Sunday Recovery formed in 2009. Once a tight unit, the quartet wasted no time in recording their debut album, and the ambitious rock of Coma is the result.
Musically, the band pay close attention to songcraft whilst pushing boundaries with progressive overtones, whilst lyrically the album deals with everyday issues such as love, sex, politics and the environment.
The band secured Porcupine Tree bass player Colin Edwin who contributed to the project by playing bass on the tracks In Front of You and Side C. The band wanted to create an international feel to their debut album, which led them to mix the CD at Sphere Studios in London. The Cd has been mixed by Francesco Cameli and mastered at Metropolis Group by John Davis.

Your goal: According to the text about Sunday Recovery's debut album, where did the band mix the CD?

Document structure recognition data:

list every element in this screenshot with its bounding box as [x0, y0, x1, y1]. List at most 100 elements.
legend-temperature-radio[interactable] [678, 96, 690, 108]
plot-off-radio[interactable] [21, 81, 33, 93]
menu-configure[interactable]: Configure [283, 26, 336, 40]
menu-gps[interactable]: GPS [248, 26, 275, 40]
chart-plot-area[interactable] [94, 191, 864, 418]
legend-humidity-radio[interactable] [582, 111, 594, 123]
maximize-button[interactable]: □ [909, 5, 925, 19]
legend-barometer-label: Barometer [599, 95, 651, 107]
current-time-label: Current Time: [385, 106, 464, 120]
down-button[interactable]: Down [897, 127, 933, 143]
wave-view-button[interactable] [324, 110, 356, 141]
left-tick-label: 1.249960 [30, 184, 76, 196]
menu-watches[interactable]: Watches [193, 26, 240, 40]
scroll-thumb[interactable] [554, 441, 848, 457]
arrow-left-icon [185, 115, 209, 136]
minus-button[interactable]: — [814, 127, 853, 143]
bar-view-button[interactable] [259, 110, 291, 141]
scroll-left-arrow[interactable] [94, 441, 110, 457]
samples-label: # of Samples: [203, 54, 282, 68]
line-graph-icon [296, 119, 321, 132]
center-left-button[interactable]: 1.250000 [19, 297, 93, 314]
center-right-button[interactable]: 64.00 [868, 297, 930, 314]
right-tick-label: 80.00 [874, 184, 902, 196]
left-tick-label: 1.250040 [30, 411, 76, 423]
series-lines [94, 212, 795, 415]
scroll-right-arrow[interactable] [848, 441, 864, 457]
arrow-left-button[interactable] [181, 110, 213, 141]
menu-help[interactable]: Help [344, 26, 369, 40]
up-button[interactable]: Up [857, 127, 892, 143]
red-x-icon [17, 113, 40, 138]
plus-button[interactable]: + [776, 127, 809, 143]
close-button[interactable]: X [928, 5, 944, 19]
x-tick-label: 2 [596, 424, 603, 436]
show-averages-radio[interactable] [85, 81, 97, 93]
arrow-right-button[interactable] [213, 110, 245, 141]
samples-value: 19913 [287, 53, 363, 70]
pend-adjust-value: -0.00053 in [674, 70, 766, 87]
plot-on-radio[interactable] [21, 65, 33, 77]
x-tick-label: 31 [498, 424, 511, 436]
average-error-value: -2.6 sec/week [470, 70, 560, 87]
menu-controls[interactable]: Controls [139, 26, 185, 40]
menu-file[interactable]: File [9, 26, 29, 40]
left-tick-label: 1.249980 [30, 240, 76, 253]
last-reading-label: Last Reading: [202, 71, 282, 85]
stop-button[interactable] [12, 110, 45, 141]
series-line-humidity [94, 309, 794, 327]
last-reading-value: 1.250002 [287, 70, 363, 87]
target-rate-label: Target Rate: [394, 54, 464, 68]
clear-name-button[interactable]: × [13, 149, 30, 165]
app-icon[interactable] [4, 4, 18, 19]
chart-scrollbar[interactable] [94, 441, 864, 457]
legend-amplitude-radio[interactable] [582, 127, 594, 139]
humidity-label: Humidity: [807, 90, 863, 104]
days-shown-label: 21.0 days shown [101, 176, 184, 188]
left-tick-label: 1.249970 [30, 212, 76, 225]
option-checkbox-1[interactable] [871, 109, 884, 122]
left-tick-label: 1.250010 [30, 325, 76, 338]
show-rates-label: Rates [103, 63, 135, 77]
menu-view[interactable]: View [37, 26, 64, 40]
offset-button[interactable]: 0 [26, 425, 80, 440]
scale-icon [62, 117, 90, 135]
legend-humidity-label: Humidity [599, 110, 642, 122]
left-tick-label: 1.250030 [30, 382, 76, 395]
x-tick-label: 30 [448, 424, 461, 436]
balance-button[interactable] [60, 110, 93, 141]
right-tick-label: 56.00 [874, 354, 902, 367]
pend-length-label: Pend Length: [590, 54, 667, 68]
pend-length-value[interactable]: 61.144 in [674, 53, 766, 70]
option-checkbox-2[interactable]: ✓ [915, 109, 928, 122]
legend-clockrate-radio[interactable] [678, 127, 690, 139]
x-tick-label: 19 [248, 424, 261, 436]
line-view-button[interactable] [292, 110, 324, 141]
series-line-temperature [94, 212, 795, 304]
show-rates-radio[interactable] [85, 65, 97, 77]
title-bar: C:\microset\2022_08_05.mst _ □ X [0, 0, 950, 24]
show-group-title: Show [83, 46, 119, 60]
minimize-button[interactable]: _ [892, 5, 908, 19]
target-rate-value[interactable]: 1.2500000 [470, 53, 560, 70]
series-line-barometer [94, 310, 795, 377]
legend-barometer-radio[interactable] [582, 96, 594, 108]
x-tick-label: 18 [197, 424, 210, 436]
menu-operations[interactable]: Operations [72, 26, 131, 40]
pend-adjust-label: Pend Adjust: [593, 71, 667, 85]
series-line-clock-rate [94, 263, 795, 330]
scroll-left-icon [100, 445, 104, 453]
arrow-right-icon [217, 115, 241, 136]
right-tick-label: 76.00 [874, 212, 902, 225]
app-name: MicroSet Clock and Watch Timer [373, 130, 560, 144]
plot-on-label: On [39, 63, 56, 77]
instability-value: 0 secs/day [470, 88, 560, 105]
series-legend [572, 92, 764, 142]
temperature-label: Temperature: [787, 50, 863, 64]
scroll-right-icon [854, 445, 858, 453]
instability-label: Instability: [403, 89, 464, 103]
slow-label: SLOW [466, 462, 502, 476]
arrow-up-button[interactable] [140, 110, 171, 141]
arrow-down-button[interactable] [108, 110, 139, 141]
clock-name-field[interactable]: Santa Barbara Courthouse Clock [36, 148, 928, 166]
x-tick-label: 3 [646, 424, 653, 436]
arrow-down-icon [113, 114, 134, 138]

Solution to this problem: At Sphere Studios in London.